--- BEGIN Stored rows ---

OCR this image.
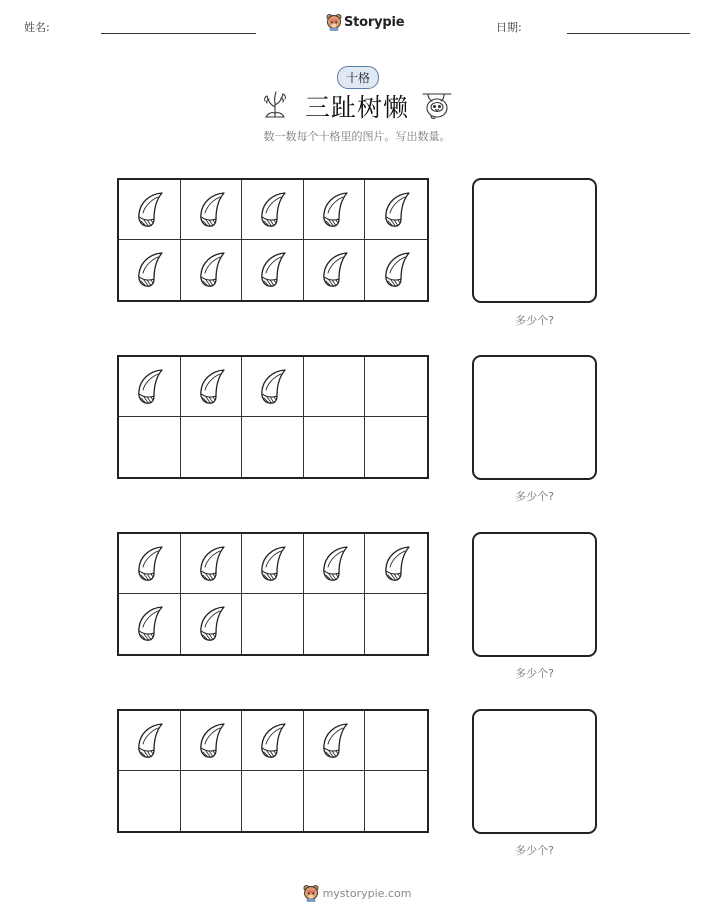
姓名:	Storypie	日期:
十格
三趾树懒
数一数每个十格里的图片。写出数量。
多少个?
多少个?
多少个?
多少个?
mystorypie.com
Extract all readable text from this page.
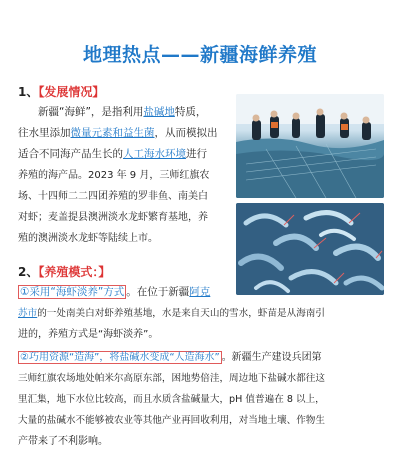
地理热点——新疆海鲜养殖
1、【发展情况】
新疆“海鲜”，是指利用盐碱地特质，
往水里添加微量元素和益生菌，从而模拟出
适合不同海产品生长的人工海水环境进行
养殖的海产品。2023 年 9 月，三师红旗农
场、十四师二二四团养殖的罗非鱼、南美白
对虾；麦盖提县澳洲淡水龙虾繁育基地，养
殖的澳洲淡水龙虾等陆续上市。
2、【养殖模式：】
①采用“海虾淡养”方式 。在位于新疆阿克
苏市的一处南美白对虾养殖基地，水是来自天山的雪水，虾苗是从海南引
进的，养殖方式是“海虾淡养”。
②巧用资源“造海”，将盐碱水变成“人造海水” 。新疆生产建设兵团第
三师红旗农场地处帕米尔高原东部，困地势倍洼，周边地下盐碱水都往这
里汇集，地下水位比较高，而且水质含盐碱量大，pH 值普遍在 8 以上，
大量的盐碱水不能够被农业等其他产业再回收利用，对当地土壤、作物生
产带来了不利影响。
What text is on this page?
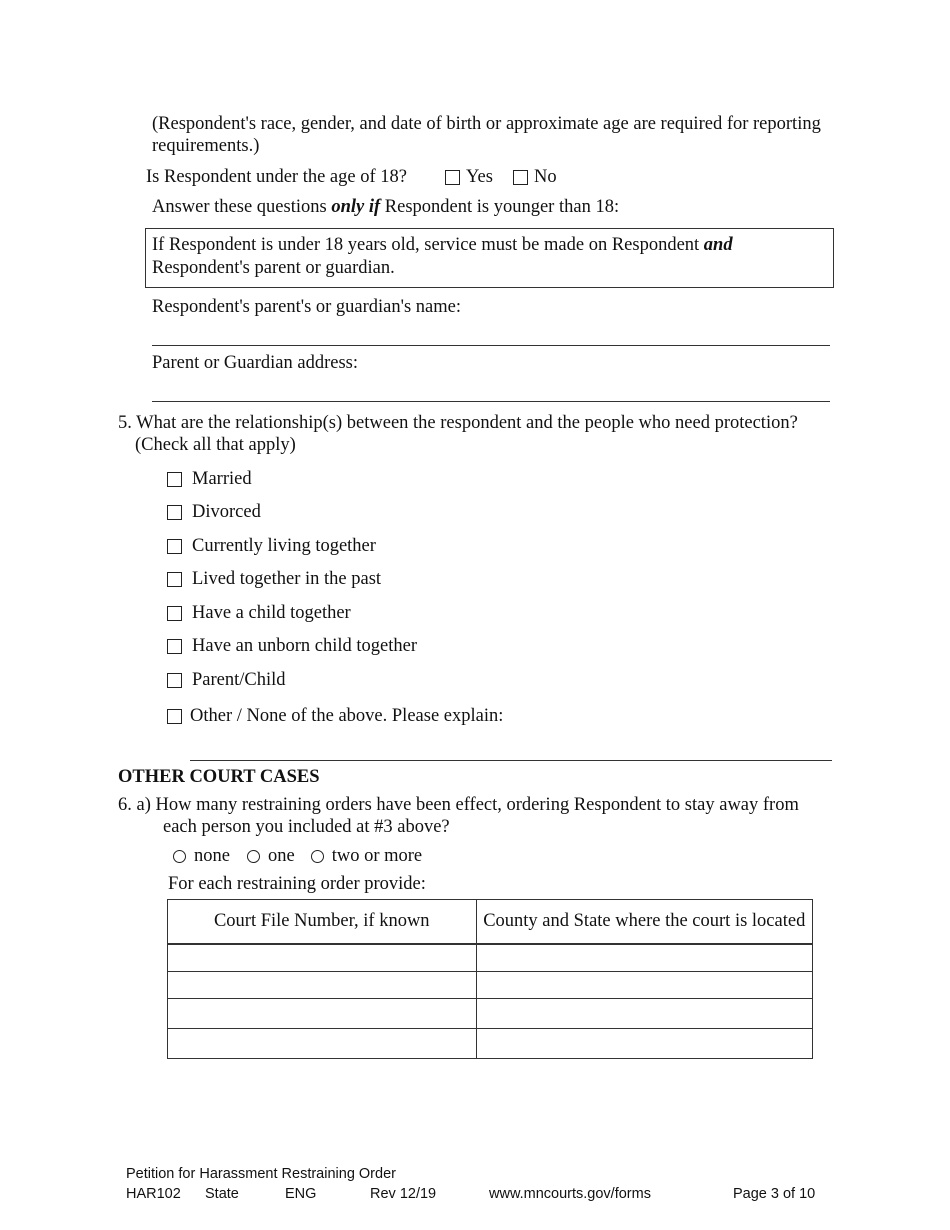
(Respondent's race, gender, and date of birth or approximate age are required for reporting
requirements.)
Is Respondent under the age of 18?	Yes No
Answer these questions only if Respondent is younger than 18:
If Respondent is under 18 years old, service must be made on Respondent and
Respondent's parent or guardian.
Respondent's parent's or guardian's name:
Parent or Guardian address:
5. What are the relationship(s) between the respondent and the people who need protection?
(Check all that apply)
Married
Divorced
Currently living together
Lived together in the past
Have a child together
Have an unborn child together
Parent/Child
Other / None of the above. Please explain:
OTHER COURT CASES
6. a) How many restraining orders have been effect, ordering Respondent to stay away from
each person you included at #3 above?
none one two or more
For each restraining order provide:
Court File Number, if known	County and State where the court is located

Petition for Harassment Restraining Order
HAR102 State	ENG	Rev 12/19	www.mncourts.gov/forms	Page 3 of 10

--- END Stored rows ---

The data above should be repeated exactly, minus any pictures.

> _Exercise response_:
OCR this image.
姓名:	Storypie	日期:
十格
三趾树懒
数一数每个十格里的图片。写出数量。
多少个?
多少个?
多少个?
多少个?
mystorypie.com
Extract all readable text from this page.
地理热点——新疆海鲜养殖
1、【发展情况】
新疆“海鲜”，是指利用盐碱地特质，
往水里添加微量元素和益生菌，从而模拟出
适合不同海产品生长的人工海水环境进行
养殖的海产品。2023 年 9 月，三师红旗农
场、十四师二二四团养殖的罗非鱼、南美白
对虾；麦盖提县澳洲淡水龙虾繁育基地，养
殖的澳洲淡水龙虾等陆续上市。
2、【养殖模式：】
①采用“海虾淡养”方式 。在位于新疆阿克
苏市的一处南美白对虾养殖基地，水是来自天山的雪水，虾苗是从海南引
进的，养殖方式是“海虾淡养”。
②巧用资源“造海”，将盐碱水变成“人造海水” 。新疆生产建设兵团第
三师红旗农场地处帕米尔高原东部，困地势倍洼，周边地下盐碱水都往这
里汇集，地下水位比较高，而且水质含盐碱量大，pH 值普遍在 8 以上，
大量的盐碱水不能够被农业等其他产业再回收利用，对当地土壤、作物生
产带来了不利影响。
What text is on this page?
(Respondent's race, gender, and date of birth or approximate age are required for reporting
requirements.)
Is Respondent under the age of 18?	Yes No
Answer these questions only if Respondent is younger than 18:
If Respondent is under 18 years old, service must be made on Respondent and
Respondent's parent or guardian.
Respondent's parent's or guardian's name:
Parent or Guardian address:
5. What are the relationship(s) between the respondent and the people who need protection?
(Check all that apply)
Married
Divorced
Currently living together
Lived together in the past
Have a child together
Have an unborn child together
Parent/Child
Other / None of the above. Please explain:
OTHER COURT CASES
6. a) How many restraining orders have been effect, ordering Respondent to stay away from
each person you included at #3 above?
none one two or more
For each restraining order provide:
Court File Number, if known	County and State where the court is located

Petition for Harassment Restraining Order
HAR102 State	ENG	Rev 12/19	www.mncourts.gov/forms	Page 3 of 10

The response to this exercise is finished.